ATD8/ML8/AAA8 The Undrafted Players Thread (arguably Top 1000 All Time)
There were 672 picks in the ATD#8.
There were 336 picks in the ML#8 Draft.
That totals 1008 picks, presumably including the best 1000 of all time.
And yet there were great players undrafted so we had a #8 AAA Draft and picked 120 more.
Still,... still... What players and coaches were overlooked in the #8 ATD, ML and AAA drafts?
Who could arguably have been a depth pick on a main ATD team or a call-up quality guy if had been selected in the ML Draft?
Avoid listing scrubs and players having no business on at least a ML team if not late round ATD selection. There are Top-1000 players out there undrafted. Let's list some of them. State why it'd be a good pick. Give some stats or description, something. Don't just drop a name.
UNDRAFTED GREATS OF ALL TIME
Harry E. Watson
Greg De Vries
GBC has a list I hear. Hopefully he'll post a bit about them too.
Centre Ivan Boldirev was a superior puck handler with a natural touch around the net. He spent 15 years in the league with six different clubs and recorded nine 20-goal seasons.
Boldirev came to Canada in his youth. After starring with the Sault Ste. Marie Greyhounds of the NOHA in 1966-67, he spent two years with the Oshawa Generals under the sponsorship of the Boston Bruins. When he was ready to turn pro, Boston sent Boldirev to the CHL to work on his overall game. In the end, the Bruins had too many good forwards and traded the youngster to the California Seals in November 1971.
The talented pivot toiled for nearly three years on one of the NHL's all time sad sack franchises. In May 1974, his career took a turn for the better when he was acquired by the Chicago Black Hawks. Boldirev spent nearly five years in the Windy City where he worked the power play and teamed effectively with Grant Mulvey and Darcy Rota.
Late in the 1978-79 season, the clever centre was part of major trade between the Hawks and the Atlanta Flames which involved star forward Tom Lysiak. Boldirev averaged over a point per game for his new club but the Flames were knocked out in the first round of the post-season. The next February he was traded to the Vancouver Canucks to add playmaking savvy and experience to the club. His best season came in 1981-82 when he scored 33 goals playing on a line with Dave "Tiger" Williams and Tony Currie notched eight playoff markers as the club reach the Stanley Cup finals for the first time.

- [Supplied data]
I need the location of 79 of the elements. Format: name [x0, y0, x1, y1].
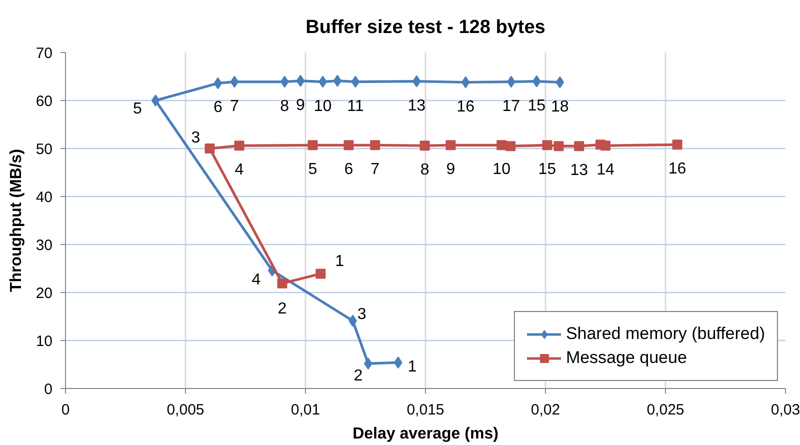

- [What to do]
[a] In the undrafted players thread, why did the Boston Bruins trade Ivan Boldirev to the California Seals in November 1971? Answer in one to three sentences.
[b] Carry the undrafted players thread forward from its last sentence.

- [Task-by-task results]
[a] The Bruins traded Boldirev to the California Seals because they had too many good forwards.

[b]
Midway through the 1982-83 season he was traded to the Detroit Red Wings for Mark Kirton. Boldirev set a career-high in 1983-84 with 35 goals and helped Detroit qualify for the playoffs for only the second time in twelve years. He slipped to 19 goals the next season but did reach the 1,000 game milestone before retiring.
A skilled left-winger and centre whose intensity has been questioned, Dimitri Khristich has demonstrated undeniable skill since entering the NHL in 1990-91. He entered the 2001-02 season as a key component of the highly-skilled Washington Capitals.
Born in Kiev, USSR, Khristich played six years for Sokol Kiev where he was a solid two-way forward. He was chosen 120th overall by Washington in 1988 when his talent was considered very raw. He progressed and took on greater responsibilities for Kiev over the next two years and played for the USSR when it won gold at the 1990 World Championships.
After starting the 1990-91 season in Kiev, Khristich joined the Capitals and scored 27 points in 40 games as a rookie. When he signed with the Caps on December 11, 1990, the 21-year-old Khristich made history as the youngest player ever allowed to leave the Soviet Union. The next season he broke through with 36 goals and was a consistent offensive threat until the end of the 1994-95 season. There was a concern over the drop in Khristich's play in the playoffs when tighter checking predominated. However, this malady was rampant throughout the team as it continually put up mediocre results in the post-season.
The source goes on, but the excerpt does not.